• **RECORDS FOR THE EXERCISE**:
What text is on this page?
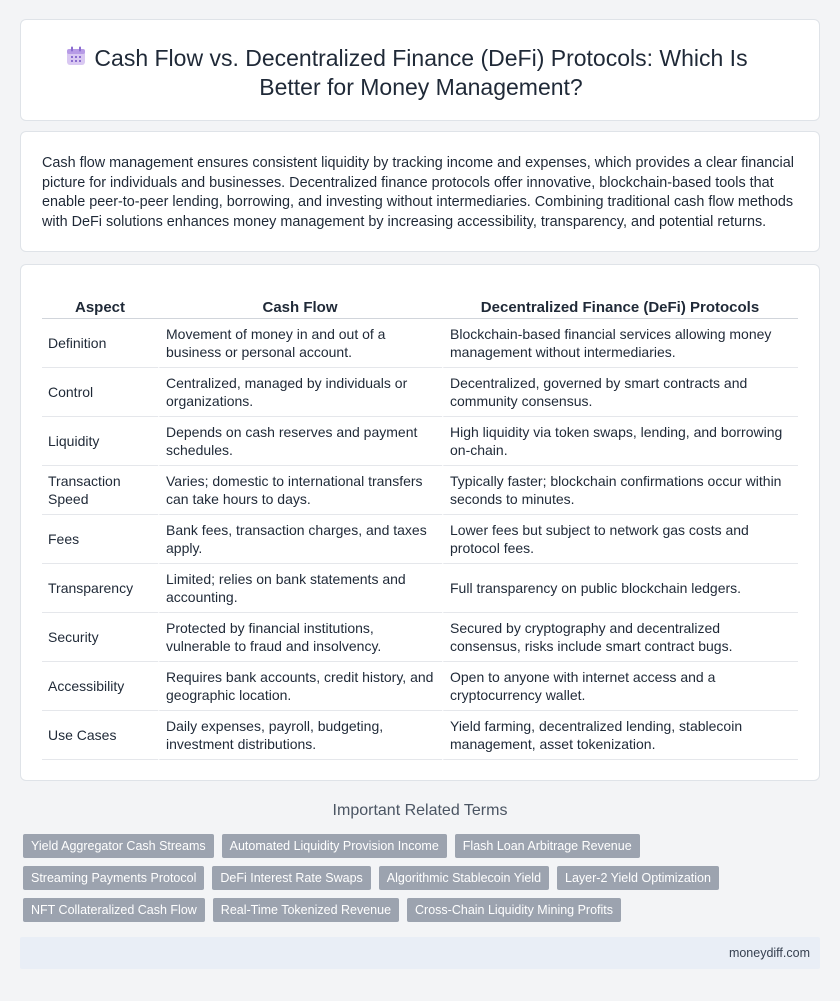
Cash Flow vs. Decentralized Finance (DeFi) Protocols: Which Is Better for Money Management?

Cash flow management ensures consistent liquidity by tracking income and expenses, which provides a clear financial picture for individuals and businesses. Decentralized finance protocols offer innovative, blockchain-based tools that enable peer-to-peer lending, borrowing, and investing without intermediaries. Combining traditional cash flow methods with DeFi solutions enhances money management by increasing accessibility, transparency, and potential returns.

Aspect	Cash Flow	Decentralized Finance (DeFi) Protocols
Definition	Movement of money in and out of a business or personal account.	Blockchain-based financial services allowing money management without intermediaries.
Control	Centralized, managed by individuals or organizations.	Decentralized, governed by smart contracts and community consensus.
Liquidity	Depends on cash reserves and payment schedules.	High liquidity via token swaps, lending, and borrowing on-chain.
Transaction Speed	Varies; domestic to international transfers can take hours to days.	Typically faster; blockchain confirmations occur within seconds to minutes.
Fees	Bank fees, transaction charges, and taxes apply.	Lower fees but subject to network gas costs and protocol fees.
Transparency	Limited; relies on bank statements and accounting.	Full transparency on public blockchain ledgers.
Security	Protected by financial institutions, vulnerable to fraud and insolvency.	Secured by cryptography and decentralized consensus, risks include smart contract bugs.
Accessibility	Requires bank accounts, credit history, and geographic location.	Open to anyone with internet access and a cryptocurrency wallet.
Use Cases	Daily expenses, payroll, budgeting, investment distributions.	Yield farming, decentralized lending, stablecoin management, asset tokenization.
Important Related Terms
Yield Aggregator Cash Streams	Automated Liquidity Provision Income	Flash Loan Arbitrage Revenue
Streaming Payments Protocol	DeFi Interest Rate Swaps	Algorithmic Stablecoin Yield	Layer-2 Yield Optimization
NFT Collateralized Cash Flow	Real-Time Tokenized Revenue	Cross-Chain Liquidity Mining Profits
moneydiff.com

• **YOUR OBJECTIVE**: Using the listing above, pick out each line that contains the word "smart", then copy it.

• **SOLUTION**:
Control	Centralized, managed by individuals or organizations.	Decentralized, governed by smart contracts and community consensus.
Security	Protected by financial institutions, vulnerable to fraud and insolvency.	Secured by cryptography and decentralized consensus, risks include smart contract bugs.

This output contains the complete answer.